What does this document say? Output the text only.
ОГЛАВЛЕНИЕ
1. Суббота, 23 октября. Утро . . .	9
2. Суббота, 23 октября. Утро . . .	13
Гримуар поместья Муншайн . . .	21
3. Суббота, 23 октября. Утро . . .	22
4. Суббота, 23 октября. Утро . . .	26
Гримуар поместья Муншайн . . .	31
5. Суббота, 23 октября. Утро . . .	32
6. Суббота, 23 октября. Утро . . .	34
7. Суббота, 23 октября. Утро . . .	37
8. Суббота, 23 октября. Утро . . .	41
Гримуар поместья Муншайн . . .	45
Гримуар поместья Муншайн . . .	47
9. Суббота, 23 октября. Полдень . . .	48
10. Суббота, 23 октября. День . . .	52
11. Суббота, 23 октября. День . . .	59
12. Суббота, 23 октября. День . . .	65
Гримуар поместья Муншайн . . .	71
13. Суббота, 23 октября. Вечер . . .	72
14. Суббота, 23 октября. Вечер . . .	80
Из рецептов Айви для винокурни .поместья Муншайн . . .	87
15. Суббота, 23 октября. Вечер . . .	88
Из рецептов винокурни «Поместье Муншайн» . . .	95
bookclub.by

──────────

WHAT THIS TASK INVOLVES: Write the listing out again, exactly as it reads.

SOLUTION FOR THIS EXERCISE:
What does this document say? Output the text only.
ОГЛАВЛЕНИЕ
1. Суббота, 23 октября. Утро . . .	9
2. Суббота, 23 октября. Утро . . .	13
Гримуар поместья Муншайн . . .	21
3. Суббота, 23 октября. Утро . . .	22
4. Суббота, 23 октября. Утро . . .	26
Гримуар поместья Муншайн . . .	31
5. Суббота, 23 октября. Утро . . .	32
6. Суббота, 23 октября. Утро . . .	34
7. Суббота, 23 октября. Утро . . .	37
8. Суббота, 23 октября. Утро . . .	41
Гримуар поместья Муншайн . . .	45
Гримуар поместья Муншайн . . .	47
9. Суббота, 23 октября. Полдень . . .	48
10. Суббота, 23 октября. День . . .	52
11. Суббота, 23 октября. День . . .	59
12. Суббота, 23 октября. День . . .	65
Гримуар поместья Муншайн . . .	71
13. Суббота, 23 октября. Вечер . . .	72
14. Суббота, 23 октября. Вечер . . .	80
Из рецептов Айви для винокурни .поместья Муншайн . . .	87
15. Суббота, 23 октября. Вечер . . .	88
Из рецептов винокурни «Поместье Муншайн» . . .	95
bookclub.by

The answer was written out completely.